DATA SUPPLIED –
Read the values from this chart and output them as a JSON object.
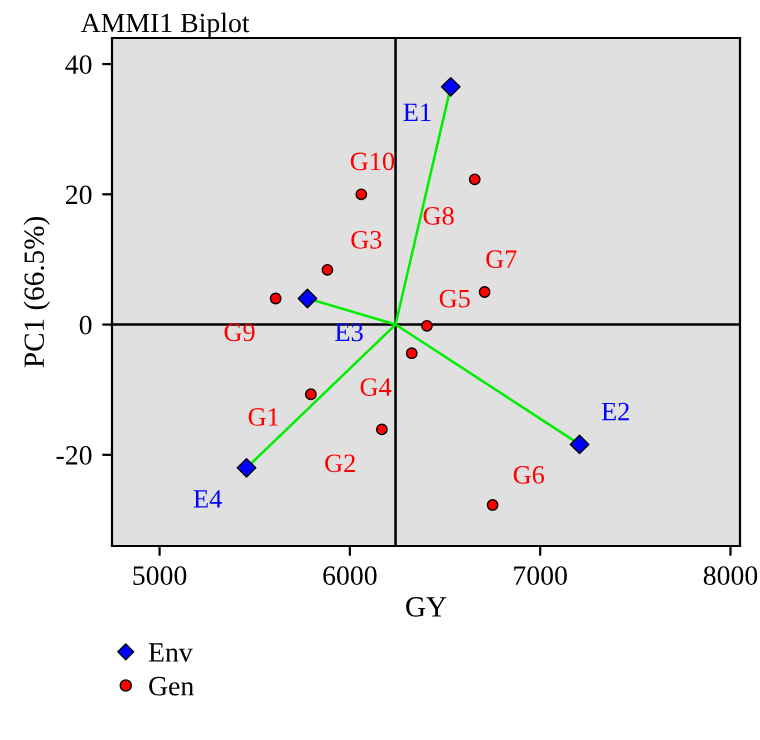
{
  "chart_data": {
    "type": "scatter",
    "title": "AMMI1 Biplot",
    "xlabel": "GY",
    "ylabel": "PC1 (66.5%)",
    "xlim": [
      4750,
      8050
    ],
    "ylim": [
      -34,
      44
    ],
    "xticks": [
      5000,
      6000,
      7000,
      8000
    ],
    "yticks": [
      -20,
      0,
      20,
      40
    ],
    "grid": false,
    "legend": "bottom left",
    "ref_lines": [
      {
        "axis": "x",
        "value": 6240,
        "color": "#000000"
      },
      {
        "axis": "y",
        "value": 0,
        "color": "#000000"
      }
    ],
    "series": [
      {
        "type": "line",
        "color": "#00ee00",
        "x": [
          6530,
          6240,
          7207,
          null,
          5777,
          6240,
          5457
        ],
        "values": [
          36.5,
          0,
          -18.4,
          null,
          4.0,
          0,
          -22.0
        ],
        "marker": "none"
      },
      {
        "name": "Env",
        "color": "#0000ff",
        "marker": "diamond",
        "x": [
          6530,
          7207,
          5777,
          5457
        ],
        "values": [
          36.5,
          -18.4,
          4.0,
          -22.0
        ],
        "value_labels": [
          "E1",
          "E2",
          "E3",
          "E4"
        ]
      },
      {
        "name": "Gen",
        "color": "#ff0000",
        "marker": "circle",
        "x": [
          5795,
          6168,
          5882,
          6325,
          6405,
          6750,
          6708,
          6656,
          5610,
          6060
        ],
        "values": [
          -10.7,
          -16.1,
          8.4,
          -4.4,
          -0.2,
          -27.7,
          5.0,
          22.3,
          4.0,
          20.0
        ],
        "value_labels": [
          "G1",
          "G2",
          "G3",
          "G4",
          "G5",
          "G6",
          "G7",
          "G8",
          "G9",
          "G10"
        ]
      }
    ]
  }
}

WHAT THE TASK REQUIRES – Pick every line with "marker" in it and copy it.

ANSWER –
        "marker": "none"
        "marker": "diamond",
        "marker": "circle",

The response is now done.